* Description of the task *
Copy every line of the source records below verbatim, omitting any pictures.

* Source records *
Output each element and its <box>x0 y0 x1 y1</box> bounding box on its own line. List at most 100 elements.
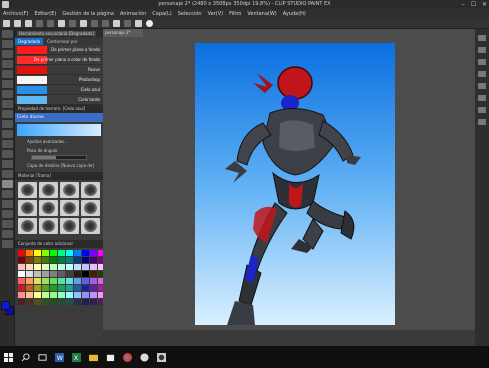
color-chip[interactable] <box>42 278 49 284</box>
color-chip[interactable] <box>82 264 89 270</box>
menu-editar[interactable]: Editar(E) <box>34 11 56 17</box>
dock-button-icon[interactable] <box>478 71 486 77</box>
color-chip[interactable] <box>58 299 65 305</box>
color-chip[interactable] <box>26 285 33 291</box>
word-icon[interactable]: W <box>55 352 64 362</box>
color-chip[interactable] <box>74 278 81 284</box>
color-chip[interactable] <box>26 271 33 277</box>
color-chip[interactable] <box>82 292 89 298</box>
snap-grid-icon[interactable] <box>124 19 131 27</box>
balloon-tool-icon[interactable] <box>2 230 13 238</box>
menu-seleccion[interactable]: Selección <box>178 11 202 17</box>
color-chip[interactable] <box>74 257 81 263</box>
color-chip[interactable] <box>18 264 25 270</box>
color-chip[interactable] <box>90 257 97 263</box>
color-chip[interactable] <box>66 264 73 270</box>
color-chip[interactable] <box>82 250 89 256</box>
auto-select-icon[interactable] <box>2 80 13 88</box>
material-thumb[interactable] <box>39 218 58 234</box>
color-chip[interactable] <box>58 264 65 270</box>
color-chip[interactable] <box>42 271 49 277</box>
brush-tool-icon[interactable] <box>2 120 13 128</box>
selection-launcher-icon[interactable] <box>102 19 109 27</box>
material-thumb[interactable] <box>60 218 79 234</box>
subtool-item[interactable]: Cielo tarde <box>15 95 103 105</box>
excel-icon[interactable]: X <box>72 352 81 362</box>
maximize-icon[interactable]: ☐ <box>471 1 476 8</box>
material-thumb[interactable] <box>60 182 79 198</box>
explorer-icon[interactable] <box>89 353 98 362</box>
color-chip[interactable] <box>34 250 41 256</box>
menu-filtro[interactable]: Filtro <box>229 11 241 17</box>
color-chip[interactable] <box>42 257 49 263</box>
color-chip[interactable] <box>66 278 73 284</box>
color-chip[interactable] <box>50 292 57 298</box>
color-chip[interactable] <box>66 271 73 277</box>
target-layer-row[interactable]: Capa de destino [Nueva capa de] <box>15 162 103 169</box>
color-chip[interactable] <box>74 264 81 270</box>
color-chip[interactable] <box>74 271 81 277</box>
chrome-icon[interactable] <box>123 352 132 362</box>
color-chip[interactable] <box>90 271 97 277</box>
snap-ruler-icon[interactable] <box>113 19 120 27</box>
color-chip[interactable] <box>58 257 65 263</box>
color-chip[interactable] <box>18 257 25 263</box>
search-icon[interactable] <box>21 352 30 362</box>
decoration-tool-icon[interactable] <box>2 140 13 148</box>
color-chip[interactable] <box>50 271 57 277</box>
color-chip[interactable] <box>18 250 25 256</box>
eyedropper-icon[interactable] <box>2 90 13 98</box>
material-thumb[interactable] <box>18 200 37 216</box>
color-chip[interactable] <box>50 299 57 305</box>
open-file-icon[interactable] <box>14 19 21 27</box>
correct-line-tool-icon[interactable] <box>2 240 13 248</box>
angle-step-slider[interactable] <box>31 155 87 160</box>
operation-tool-icon[interactable] <box>2 50 13 58</box>
color-chip[interactable] <box>18 299 25 305</box>
color-chip[interactable] <box>34 299 41 305</box>
color-chip[interactable] <box>34 264 41 270</box>
redo-icon[interactable] <box>47 19 54 27</box>
save-icon[interactable] <box>25 19 32 27</box>
color-chip[interactable] <box>58 285 65 291</box>
subtool-group-degradado[interactable]: Degradado <box>15 37 44 45</box>
frame-tool-icon[interactable] <box>2 200 13 208</box>
material-thumb[interactable] <box>81 182 100 198</box>
menu-gestion-pagina[interactable]: Gestión de la página <box>62 11 114 17</box>
airbrush-tool-icon[interactable] <box>2 130 13 138</box>
subtool-group-contornear[interactable]: Contornear pro <box>47 39 77 44</box>
color-chip[interactable] <box>42 250 49 256</box>
clip-studio-icon[interactable] <box>146 19 153 27</box>
color-chip[interactable] <box>66 292 73 298</box>
color-chip[interactable] <box>74 299 81 305</box>
menu-ventana[interactable]: Ventana(W) <box>247 11 276 17</box>
color-chip[interactable] <box>42 285 49 291</box>
dock-button-icon[interactable] <box>478 47 486 53</box>
subtool-item[interactable]: De primer plano a color de fondo <box>15 55 103 65</box>
move-layer-icon[interactable] <box>2 60 13 68</box>
color-chip[interactable] <box>90 285 97 291</box>
invert-selection-icon[interactable] <box>91 19 98 27</box>
color-chip[interactable] <box>66 257 73 263</box>
material-thumb[interactable] <box>18 182 37 198</box>
color-chip[interactable] <box>26 278 33 284</box>
media-icon[interactable] <box>140 352 149 362</box>
material-thumb[interactable] <box>81 200 100 216</box>
menu-capa[interactable]: Capa(L) <box>152 11 171 17</box>
color-chip[interactable] <box>66 250 73 256</box>
subtool-item[interactable]: De primer plano a fondo <box>15 45 103 55</box>
pen-tool-icon[interactable] <box>2 100 13 108</box>
color-chip[interactable] <box>50 257 57 263</box>
dock-button-icon[interactable] <box>478 119 486 125</box>
menu-ayuda[interactable]: Ayuda(H) <box>283 11 306 17</box>
clear-icon[interactable] <box>58 19 65 27</box>
color-chip[interactable] <box>90 250 97 256</box>
snap-special-ruler-icon[interactable] <box>135 19 142 27</box>
figure-tool-icon[interactable] <box>2 190 13 198</box>
task-view-icon[interactable] <box>38 353 47 362</box>
close-icon[interactable]: ✕ <box>482 1 487 8</box>
minimize-icon[interactable]: – <box>462 1 465 8</box>
dock-button-icon[interactable] <box>478 83 486 89</box>
menu-ver[interactable]: Ver(V) <box>208 11 224 17</box>
color-chip[interactable] <box>82 278 89 284</box>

* Reply to the task *
Output each element and its <box>x0 y0 x1 y1</box> bounding box on its own line. List at most 100 elements.
color-chip[interactable] <box>42 278 49 284</box>
color-chip[interactable] <box>82 264 89 270</box>
menu-editar[interactable]: Editar(E) <box>34 11 56 17</box>
dock-button-icon[interactable] <box>478 71 486 77</box>
color-chip[interactable] <box>58 299 65 305</box>
color-chip[interactable] <box>26 285 33 291</box>
word-icon[interactable]: W <box>55 352 64 362</box>
color-chip[interactable] <box>74 278 81 284</box>
color-chip[interactable] <box>26 271 33 277</box>
color-chip[interactable] <box>82 292 89 298</box>
snap-grid-icon[interactable] <box>124 19 131 27</box>
balloon-tool-icon[interactable] <box>2 230 13 238</box>
menu-seleccion[interactable]: Selección <box>178 11 202 17</box>
color-chip[interactable] <box>74 257 81 263</box>
color-chip[interactable] <box>18 264 25 270</box>
color-chip[interactable] <box>90 257 97 263</box>
color-chip[interactable] <box>66 264 73 270</box>
color-chip[interactable] <box>82 250 89 256</box>
auto-select-icon[interactable] <box>2 80 13 88</box>
material-thumb[interactable] <box>39 218 58 234</box>
color-chip[interactable] <box>58 264 65 270</box>
color-chip[interactable] <box>42 271 49 277</box>
brush-tool-icon[interactable] <box>2 120 13 128</box>
selection-launcher-icon[interactable] <box>102 19 109 27</box>
material-thumb[interactable] <box>60 218 79 234</box>
subtool-item[interactable]: Cielo tarde <box>15 95 103 105</box>
excel-icon[interactable]: X <box>72 352 81 362</box>
maximize-icon[interactable]: ☐ <box>471 1 476 8</box>
material-thumb[interactable] <box>60 182 79 198</box>
explorer-icon[interactable] <box>89 353 98 362</box>
color-chip[interactable] <box>34 250 41 256</box>
menu-filtro[interactable]: Filtro <box>229 11 241 17</box>
color-chip[interactable] <box>42 257 49 263</box>
color-chip[interactable] <box>66 278 73 284</box>
color-chip[interactable] <box>50 292 57 298</box>
color-chip[interactable] <box>66 271 73 277</box>
target-layer-row[interactable]: Capa de destino [Nueva capa de] <box>15 162 103 169</box>
color-chip[interactable] <box>74 264 81 270</box>
color-chip[interactable] <box>74 271 81 277</box>
chrome-icon[interactable] <box>123 352 132 362</box>
color-chip[interactable] <box>90 271 97 277</box>
snap-ruler-icon[interactable] <box>113 19 120 27</box>
color-chip[interactable] <box>58 257 65 263</box>
color-chip[interactable] <box>18 257 25 263</box>
search-icon[interactable] <box>21 352 30 362</box>
decoration-tool-icon[interactable] <box>2 140 13 148</box>
color-chip[interactable] <box>50 271 57 277</box>
color-chip[interactable] <box>18 250 25 256</box>
eyedropper-icon[interactable] <box>2 90 13 98</box>
material-thumb[interactable] <box>18 200 37 216</box>
color-chip[interactable] <box>50 299 57 305</box>
open-file-icon[interactable] <box>14 19 21 27</box>
correct-line-tool-icon[interactable] <box>2 240 13 248</box>
angle-step-slider[interactable] <box>31 155 87 160</box>
operation-tool-icon[interactable] <box>2 50 13 58</box>
color-chip[interactable] <box>18 299 25 305</box>
color-chip[interactable] <box>34 299 41 305</box>
color-chip[interactable] <box>34 264 41 270</box>
redo-icon[interactable] <box>47 19 54 27</box>
save-icon[interactable] <box>25 19 32 27</box>
color-chip[interactable] <box>58 285 65 291</box>
subtool-group-degradado[interactable]: Degradado <box>15 37 44 45</box>
frame-tool-icon[interactable] <box>2 200 13 208</box>
material-thumb[interactable] <box>81 182 100 198</box>
menu-gestion-pagina[interactable]: Gestión de la página <box>62 11 114 17</box>
airbrush-tool-icon[interactable] <box>2 130 13 138</box>
subtool-group-contornear[interactable]: Contornear pro <box>47 39 77 44</box>
color-chip[interactable] <box>42 250 49 256</box>
clip-studio-icon[interactable] <box>146 19 153 27</box>
color-chip[interactable] <box>66 292 73 298</box>
color-chip[interactable] <box>74 299 81 305</box>
menu-ventana[interactable]: Ventana(W) <box>247 11 276 17</box>
color-chip[interactable] <box>42 285 49 291</box>
dock-button-icon[interactable] <box>478 47 486 53</box>
subtool-item[interactable]: De primer plano a color de fondo <box>15 55 103 65</box>
move-layer-icon[interactable] <box>2 60 13 68</box>
color-chip[interactable] <box>90 285 97 291</box>
invert-selection-icon[interactable] <box>91 19 98 27</box>
color-chip[interactable] <box>66 257 73 263</box>
material-thumb[interactable] <box>18 182 37 198</box>
color-chip[interactable] <box>26 278 33 284</box>
media-icon[interactable] <box>140 352 149 362</box>
material-thumb[interactable] <box>81 200 100 216</box>
menu-capa[interactable]: Capa(L) <box>152 11 171 17</box>
color-chip[interactable] <box>66 250 73 256</box>
subtool-item[interactable]: De primer plano a fondo <box>15 45 103 55</box>
pen-tool-icon[interactable] <box>2 100 13 108</box>
color-chip[interactable] <box>50 257 57 263</box>
dock-button-icon[interactable] <box>478 119 486 125</box>
menu-ayuda[interactable]: Ayuda(H) <box>283 11 306 17</box>
clear-icon[interactable] <box>58 19 65 27</box>
color-chip[interactable] <box>90 250 97 256</box>
snap-special-ruler-icon[interactable] <box>135 19 142 27</box>
figure-tool-icon[interactable] <box>2 190 13 198</box>
task-view-icon[interactable] <box>38 353 47 362</box>
close-icon[interactable]: ✕ <box>482 1 487 8</box>
minimize-icon[interactable]: – <box>462 1 465 8</box>
dock-button-icon[interactable] <box>478 83 486 89</box>
menu-ver[interactable]: Ver(V) <box>208 11 224 17</box>
color-chip[interactable] <box>82 278 89 284</box>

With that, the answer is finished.